* **TASK TO COMPLETE**: Below are some entries. Work out how many of their lines hold the word "Opracowanie", and write that number alone.

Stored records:
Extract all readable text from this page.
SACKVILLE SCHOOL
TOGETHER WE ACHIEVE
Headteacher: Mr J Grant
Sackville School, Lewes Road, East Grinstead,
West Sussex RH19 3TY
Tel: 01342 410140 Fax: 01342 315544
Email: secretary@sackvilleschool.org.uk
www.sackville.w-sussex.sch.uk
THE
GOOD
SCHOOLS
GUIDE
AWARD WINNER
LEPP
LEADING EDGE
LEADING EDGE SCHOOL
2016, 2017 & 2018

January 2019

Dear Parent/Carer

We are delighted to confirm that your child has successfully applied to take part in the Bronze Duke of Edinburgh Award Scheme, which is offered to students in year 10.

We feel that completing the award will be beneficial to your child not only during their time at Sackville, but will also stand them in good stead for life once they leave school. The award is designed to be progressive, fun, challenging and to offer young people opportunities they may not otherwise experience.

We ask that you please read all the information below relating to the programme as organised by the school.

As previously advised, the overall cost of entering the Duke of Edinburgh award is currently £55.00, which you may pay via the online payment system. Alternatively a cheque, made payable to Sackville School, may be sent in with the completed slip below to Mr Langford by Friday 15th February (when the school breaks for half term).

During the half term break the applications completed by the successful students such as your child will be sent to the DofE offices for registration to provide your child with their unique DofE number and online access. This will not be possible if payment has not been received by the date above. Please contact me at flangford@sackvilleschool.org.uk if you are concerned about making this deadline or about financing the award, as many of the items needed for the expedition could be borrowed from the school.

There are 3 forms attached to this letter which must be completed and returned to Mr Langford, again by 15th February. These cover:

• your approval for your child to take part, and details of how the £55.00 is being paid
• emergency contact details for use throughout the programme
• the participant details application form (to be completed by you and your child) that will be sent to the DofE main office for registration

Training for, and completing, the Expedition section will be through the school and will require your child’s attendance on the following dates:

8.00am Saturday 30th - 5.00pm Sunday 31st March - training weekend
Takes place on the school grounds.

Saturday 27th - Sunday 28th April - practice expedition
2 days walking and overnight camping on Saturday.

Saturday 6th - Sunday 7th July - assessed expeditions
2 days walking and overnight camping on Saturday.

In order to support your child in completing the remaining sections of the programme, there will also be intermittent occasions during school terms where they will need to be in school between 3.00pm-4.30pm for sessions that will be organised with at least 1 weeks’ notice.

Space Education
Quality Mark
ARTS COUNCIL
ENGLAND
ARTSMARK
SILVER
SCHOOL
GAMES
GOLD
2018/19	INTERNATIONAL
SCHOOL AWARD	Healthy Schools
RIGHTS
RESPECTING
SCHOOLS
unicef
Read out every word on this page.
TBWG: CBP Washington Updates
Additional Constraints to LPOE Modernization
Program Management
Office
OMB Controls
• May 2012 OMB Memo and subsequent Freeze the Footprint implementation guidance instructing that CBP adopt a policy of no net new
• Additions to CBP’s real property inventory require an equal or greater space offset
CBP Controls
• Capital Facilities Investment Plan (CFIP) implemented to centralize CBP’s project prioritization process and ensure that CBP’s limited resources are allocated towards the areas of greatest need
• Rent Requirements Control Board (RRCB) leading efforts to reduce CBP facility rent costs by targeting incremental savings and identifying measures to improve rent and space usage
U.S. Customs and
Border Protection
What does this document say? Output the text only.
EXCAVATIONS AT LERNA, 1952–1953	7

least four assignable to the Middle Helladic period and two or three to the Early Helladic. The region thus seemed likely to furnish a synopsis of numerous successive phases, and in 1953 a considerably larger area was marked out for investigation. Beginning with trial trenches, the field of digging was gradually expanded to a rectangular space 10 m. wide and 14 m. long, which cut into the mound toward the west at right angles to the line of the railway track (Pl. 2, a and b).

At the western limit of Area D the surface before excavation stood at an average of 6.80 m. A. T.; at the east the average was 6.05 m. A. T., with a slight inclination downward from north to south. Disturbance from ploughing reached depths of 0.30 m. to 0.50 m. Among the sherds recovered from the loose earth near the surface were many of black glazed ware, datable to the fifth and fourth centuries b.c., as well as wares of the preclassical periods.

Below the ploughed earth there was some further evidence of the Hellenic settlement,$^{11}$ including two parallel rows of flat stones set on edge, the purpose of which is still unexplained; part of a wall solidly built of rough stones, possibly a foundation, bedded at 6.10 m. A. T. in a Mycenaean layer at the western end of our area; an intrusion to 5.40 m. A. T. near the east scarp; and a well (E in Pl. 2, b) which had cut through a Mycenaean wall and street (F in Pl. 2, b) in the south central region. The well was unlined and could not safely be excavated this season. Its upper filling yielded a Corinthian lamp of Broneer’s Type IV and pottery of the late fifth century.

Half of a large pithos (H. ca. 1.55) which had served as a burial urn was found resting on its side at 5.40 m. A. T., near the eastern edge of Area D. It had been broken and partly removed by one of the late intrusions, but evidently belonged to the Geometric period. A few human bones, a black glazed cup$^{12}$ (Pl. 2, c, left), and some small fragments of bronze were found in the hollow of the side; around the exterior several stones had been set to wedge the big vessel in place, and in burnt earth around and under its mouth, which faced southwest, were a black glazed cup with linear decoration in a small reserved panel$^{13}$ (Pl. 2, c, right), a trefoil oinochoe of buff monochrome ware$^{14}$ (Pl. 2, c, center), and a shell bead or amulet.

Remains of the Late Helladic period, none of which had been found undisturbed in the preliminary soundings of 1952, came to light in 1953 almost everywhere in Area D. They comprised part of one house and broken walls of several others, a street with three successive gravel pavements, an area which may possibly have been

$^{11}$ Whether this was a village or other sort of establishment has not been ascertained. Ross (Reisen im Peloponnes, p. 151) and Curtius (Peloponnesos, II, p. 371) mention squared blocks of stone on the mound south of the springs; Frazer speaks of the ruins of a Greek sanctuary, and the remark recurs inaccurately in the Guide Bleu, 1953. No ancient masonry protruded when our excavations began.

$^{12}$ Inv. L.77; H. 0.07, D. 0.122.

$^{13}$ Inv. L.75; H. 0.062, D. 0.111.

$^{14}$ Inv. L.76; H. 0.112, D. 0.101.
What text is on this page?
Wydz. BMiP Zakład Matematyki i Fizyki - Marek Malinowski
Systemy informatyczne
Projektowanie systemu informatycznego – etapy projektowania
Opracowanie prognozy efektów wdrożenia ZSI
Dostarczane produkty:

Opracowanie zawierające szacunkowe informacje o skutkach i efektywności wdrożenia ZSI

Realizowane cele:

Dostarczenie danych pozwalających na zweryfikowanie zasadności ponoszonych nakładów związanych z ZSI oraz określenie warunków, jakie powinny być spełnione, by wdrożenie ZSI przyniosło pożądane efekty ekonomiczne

* **TASK SOLUTION**: 2